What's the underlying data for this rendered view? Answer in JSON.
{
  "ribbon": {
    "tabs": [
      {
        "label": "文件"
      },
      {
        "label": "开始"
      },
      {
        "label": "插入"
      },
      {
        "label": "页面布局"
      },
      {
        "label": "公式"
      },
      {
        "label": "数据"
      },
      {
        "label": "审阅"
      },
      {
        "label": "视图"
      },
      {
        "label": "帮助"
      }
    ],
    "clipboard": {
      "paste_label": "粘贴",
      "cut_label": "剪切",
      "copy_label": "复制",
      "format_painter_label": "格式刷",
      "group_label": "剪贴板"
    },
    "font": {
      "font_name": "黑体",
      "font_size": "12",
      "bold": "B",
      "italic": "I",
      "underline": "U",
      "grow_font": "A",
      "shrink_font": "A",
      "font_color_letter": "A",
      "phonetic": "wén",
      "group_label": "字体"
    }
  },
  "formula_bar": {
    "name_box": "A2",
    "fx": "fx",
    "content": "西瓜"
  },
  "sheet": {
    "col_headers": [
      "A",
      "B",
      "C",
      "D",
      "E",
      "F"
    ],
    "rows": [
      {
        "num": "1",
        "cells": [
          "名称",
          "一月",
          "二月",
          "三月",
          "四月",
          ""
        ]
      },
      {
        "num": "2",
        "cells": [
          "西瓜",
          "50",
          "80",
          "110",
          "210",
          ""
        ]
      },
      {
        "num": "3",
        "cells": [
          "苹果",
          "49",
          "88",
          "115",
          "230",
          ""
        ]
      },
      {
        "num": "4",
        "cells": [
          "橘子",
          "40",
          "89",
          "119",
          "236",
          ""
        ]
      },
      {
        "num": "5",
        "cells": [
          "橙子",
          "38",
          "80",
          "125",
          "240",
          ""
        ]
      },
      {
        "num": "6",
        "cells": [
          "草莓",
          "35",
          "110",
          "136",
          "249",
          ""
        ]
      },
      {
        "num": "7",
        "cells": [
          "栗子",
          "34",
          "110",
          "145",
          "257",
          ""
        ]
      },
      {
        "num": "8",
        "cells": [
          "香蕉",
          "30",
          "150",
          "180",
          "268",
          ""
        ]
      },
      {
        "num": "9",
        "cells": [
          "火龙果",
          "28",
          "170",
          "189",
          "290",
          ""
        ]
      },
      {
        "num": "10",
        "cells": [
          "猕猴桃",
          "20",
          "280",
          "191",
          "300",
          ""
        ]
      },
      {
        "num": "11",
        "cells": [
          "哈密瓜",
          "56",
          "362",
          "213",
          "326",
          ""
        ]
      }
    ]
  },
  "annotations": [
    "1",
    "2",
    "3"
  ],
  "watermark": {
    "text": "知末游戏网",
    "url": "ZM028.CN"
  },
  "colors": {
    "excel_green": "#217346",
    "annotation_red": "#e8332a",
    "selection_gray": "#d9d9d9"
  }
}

## WORK TO DO
Copy out all the entries shown above, character for character.

## SOLUTION TO THIS TASK
What's the underlying data for this rendered view? Answer in JSON.
{
  "ribbon": {
    "tabs": [
      {
        "label": "文件"
      },
      {
        "label": "开始"
      },
      {
        "label": "插入"
      },
      {
        "label": "页面布局"
      },
      {
        "label": "公式"
      },
      {
        "label": "数据"
      },
      {
        "label": "审阅"
      },
      {
        "label": "视图"
      },
      {
        "label": "帮助"
      }
    ],
    "clipboard": {
      "paste_label": "粘贴",
      "cut_label": "剪切",
      "copy_label": "复制",
      "format_painter_label": "格式刷",
      "group_label": "剪贴板"
    },
    "font": {
      "font_name": "黑体",
      "font_size": "12",
      "bold": "B",
      "italic": "I",
      "underline": "U",
      "grow_font": "A",
      "shrink_font": "A",
      "font_color_letter": "A",
      "phonetic": "wén",
      "group_label": "字体"
    }
  },
  "formula_bar": {
    "name_box": "A2",
    "fx": "fx",
    "content": "西瓜"
  },
  "sheet": {
    "col_headers": [
      "A",
      "B",
      "C",
      "D",
      "E",
      "F"
    ],
    "rows": [
      {
        "num": "1",
        "cells": [
          "名称",
          "一月",
          "二月",
          "三月",
          "四月",
          ""
        ]
      },
      {
        "num": "2",
        "cells": [
          "西瓜",
          "50",
          "80",
          "110",
          "210",
          ""
        ]
      },
      {
        "num": "3",
        "cells": [
          "苹果",
          "49",
          "88",
          "115",
          "230",
          ""
        ]
      },
      {
        "num": "4",
        "cells": [
          "橘子",
          "40",
          "89",
          "119",
          "236",
          ""
        ]
      },
      {
        "num": "5",
        "cells": [
          "橙子",
          "38",
          "80",
          "125",
          "240",
          ""
        ]
      },
      {
        "num": "6",
        "cells": [
          "草莓",
          "35",
          "110",
          "136",
          "249",
          ""
        ]
      },
      {
        "num": "7",
        "cells": [
          "栗子",
          "34",
          "110",
          "145",
          "257",
          ""
        ]
      },
      {
        "num": "8",
        "cells": [
          "香蕉",
          "30",
          "150",
          "180",
          "268",
          ""
        ]
      },
      {
        "num": "9",
        "cells": [
          "火龙果",
          "28",
          "170",
          "189",
          "290",
          ""
        ]
      },
      {
        "num": "10",
        "cells": [
          "猕猴桃",
          "20",
          "280",
          "191",
          "300",
          ""
        ]
      },
      {
        "num": "11",
        "cells": [
          "哈密瓜",
          "56",
          "362",
          "213",
          "326",
          ""
        ]
      }
    ]
  },
  "annotations": [
    "1",
    "2",
    "3"
  ],
  "watermark": {
    "text": "知末游戏网",
    "url": "ZM028.CN"
  },
  "colors": {
    "excel_green": "#217346",
    "annotation_red": "#e8332a",
    "selection_gray": "#d9d9d9"
  }
}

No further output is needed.